Month: June 2004

  • Daughter

    Need everything,

    set up your house behind no balustrades
    and always play the organ overloudly.

    Look in mirrors, you really are
    quite different with the sun beneath your
    brows.

    Make use of night and struggle not to
    share it badly.

    Shout at us if we should hurt you,
    bring us grasses smelling of your hands and
    make us singing.

    Plant your soul out in the open, blown
    and buried it will free itself.

    Forgive, and still again forgive,
    and even if the only voices, never heard by
    those who need them, have seceded,

    Yet once more forgive.

    Deep Thought: People think it would be fun to be a bird because you could fly. But they forget the negative side, which is the preening.
    Today I am grateful for: Yin and Yang

  • Blessing
    Passing along this thought from The Angel Lady for whatever it means to you:
    Today I wish for you a light load,a breakthrough to another realm,and a crystal vase with 3 Birds of Paradise in full bloom.
    Deep Thought: One day one of my little nephews came up to me and asked me if the equator was a real line that went around the Earth, or just an imaginary one. I had to laugh. And laugh and laugh. Because I didn’t know, and I thought that maybe by laughing he would forget what he asked me.
    Today I am grateful for: Breakthroughs

  • I rather enjoy being stepped in now and then,
    all the water kicked out of my fairly
    fragile puddle–
    me left drying sway-backed
    in the sun.

----

## Short task a
In the June 2004 page:
(i) Which instrument does "Daughter" say to always play overloudly?
(ii) What is in the crystal vase wished for in "Blessing"?
(iii) What is listed after "Today I am grateful for:" in "Blessing"?

----

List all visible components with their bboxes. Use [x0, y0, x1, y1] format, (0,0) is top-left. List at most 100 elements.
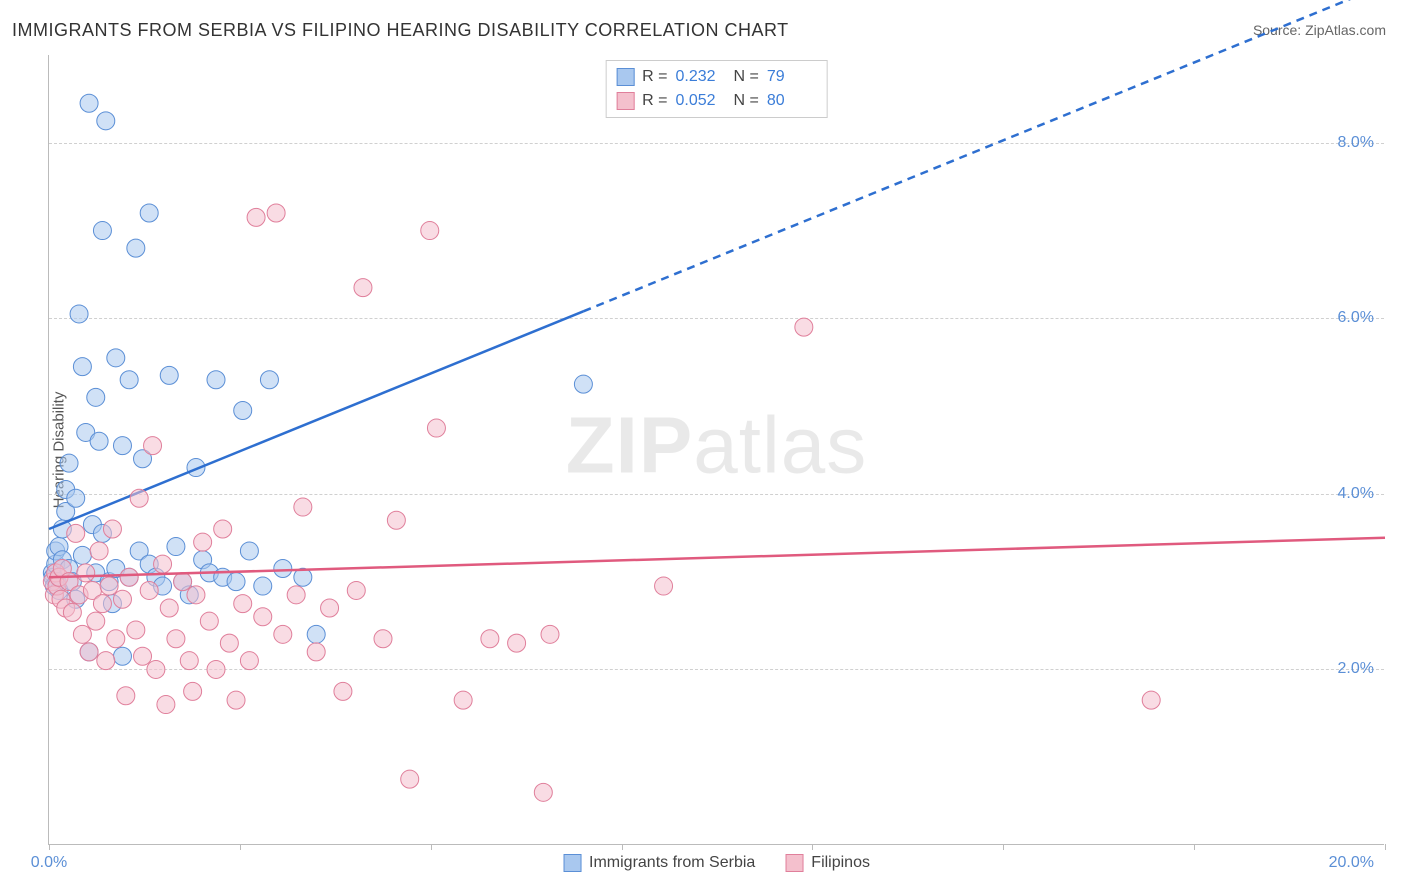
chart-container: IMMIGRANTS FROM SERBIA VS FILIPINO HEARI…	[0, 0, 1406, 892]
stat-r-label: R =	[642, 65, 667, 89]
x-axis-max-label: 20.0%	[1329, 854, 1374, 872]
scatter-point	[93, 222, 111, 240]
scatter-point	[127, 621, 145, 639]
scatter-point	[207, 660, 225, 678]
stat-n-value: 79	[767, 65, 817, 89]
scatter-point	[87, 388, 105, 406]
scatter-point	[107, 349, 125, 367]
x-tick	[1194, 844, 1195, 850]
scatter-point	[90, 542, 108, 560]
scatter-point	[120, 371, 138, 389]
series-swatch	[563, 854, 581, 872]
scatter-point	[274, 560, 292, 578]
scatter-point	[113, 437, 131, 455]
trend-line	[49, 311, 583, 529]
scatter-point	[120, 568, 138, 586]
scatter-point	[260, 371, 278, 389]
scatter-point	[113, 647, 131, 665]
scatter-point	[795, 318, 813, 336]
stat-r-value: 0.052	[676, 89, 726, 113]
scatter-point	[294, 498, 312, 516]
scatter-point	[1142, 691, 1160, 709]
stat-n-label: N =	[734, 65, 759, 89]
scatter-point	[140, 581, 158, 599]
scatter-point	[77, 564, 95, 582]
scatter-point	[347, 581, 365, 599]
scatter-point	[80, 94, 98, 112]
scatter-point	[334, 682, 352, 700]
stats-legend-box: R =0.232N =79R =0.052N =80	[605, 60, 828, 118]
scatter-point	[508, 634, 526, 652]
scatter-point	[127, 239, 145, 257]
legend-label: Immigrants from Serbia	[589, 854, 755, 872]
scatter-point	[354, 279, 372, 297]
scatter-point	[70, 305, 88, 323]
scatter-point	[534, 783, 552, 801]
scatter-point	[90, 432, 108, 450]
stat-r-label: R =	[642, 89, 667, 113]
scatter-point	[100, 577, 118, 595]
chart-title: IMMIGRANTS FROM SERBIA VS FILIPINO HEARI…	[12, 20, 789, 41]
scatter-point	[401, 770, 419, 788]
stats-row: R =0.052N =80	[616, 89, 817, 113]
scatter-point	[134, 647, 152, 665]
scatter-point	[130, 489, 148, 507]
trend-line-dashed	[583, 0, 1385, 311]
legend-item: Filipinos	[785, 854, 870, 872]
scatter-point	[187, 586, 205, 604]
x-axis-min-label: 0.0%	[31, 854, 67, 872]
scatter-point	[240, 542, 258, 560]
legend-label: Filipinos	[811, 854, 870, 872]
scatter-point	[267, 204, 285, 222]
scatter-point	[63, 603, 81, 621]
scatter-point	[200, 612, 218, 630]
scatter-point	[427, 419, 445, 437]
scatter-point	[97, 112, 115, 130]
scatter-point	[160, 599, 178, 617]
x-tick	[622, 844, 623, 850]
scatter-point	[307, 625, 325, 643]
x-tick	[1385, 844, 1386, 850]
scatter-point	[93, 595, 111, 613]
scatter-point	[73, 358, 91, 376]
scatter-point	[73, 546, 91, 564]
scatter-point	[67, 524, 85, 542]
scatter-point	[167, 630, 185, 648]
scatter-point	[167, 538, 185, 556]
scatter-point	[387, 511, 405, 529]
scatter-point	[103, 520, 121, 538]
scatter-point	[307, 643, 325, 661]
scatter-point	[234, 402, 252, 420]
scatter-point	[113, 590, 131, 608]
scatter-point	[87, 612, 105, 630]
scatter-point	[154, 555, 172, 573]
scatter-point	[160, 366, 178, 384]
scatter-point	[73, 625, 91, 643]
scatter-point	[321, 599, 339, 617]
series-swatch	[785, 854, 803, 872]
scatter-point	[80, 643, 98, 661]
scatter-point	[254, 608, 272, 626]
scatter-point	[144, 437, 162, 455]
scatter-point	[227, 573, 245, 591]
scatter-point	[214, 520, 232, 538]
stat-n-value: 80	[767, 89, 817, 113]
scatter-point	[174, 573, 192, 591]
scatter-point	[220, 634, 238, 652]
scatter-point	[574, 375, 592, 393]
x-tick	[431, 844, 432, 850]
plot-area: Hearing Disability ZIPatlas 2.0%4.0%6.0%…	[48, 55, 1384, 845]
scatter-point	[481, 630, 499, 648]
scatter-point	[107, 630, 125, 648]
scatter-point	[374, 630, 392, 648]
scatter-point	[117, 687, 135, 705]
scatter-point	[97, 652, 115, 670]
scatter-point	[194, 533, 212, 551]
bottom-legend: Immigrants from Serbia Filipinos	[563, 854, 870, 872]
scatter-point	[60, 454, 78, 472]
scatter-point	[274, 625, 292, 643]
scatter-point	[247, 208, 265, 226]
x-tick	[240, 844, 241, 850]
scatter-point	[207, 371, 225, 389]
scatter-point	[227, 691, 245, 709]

----

## Short task b
Can you render the lines of the records between the line holding "chart-container: IMMIGRANTS FROM" and the line holding "349, 125, 367]", inclusive, as a numbered list with blank lines left out?

## Finished answer a
(i) The organ.
(ii) 3 Birds of Paradise in full bloom.
(iii) Breakthroughs.

## Finished answer b
1. chart-container: IMMIGRANTS FROM SERBIA VS FILIPINO HEARI…	[0, 0, 1406, 892]
2. stat-r-label: R =	[642, 65, 667, 89]
3. x-axis-max-label: 20.0%	[1329, 854, 1374, 872]
4. scatter-point	[93, 222, 111, 240]
5. scatter-point	[127, 621, 145, 639]
6. scatter-point	[207, 660, 225, 678]
7. stat-n-value: 79	[767, 65, 817, 89]
8. scatter-point	[87, 388, 105, 406]
9. scatter-point	[107, 349, 125, 367]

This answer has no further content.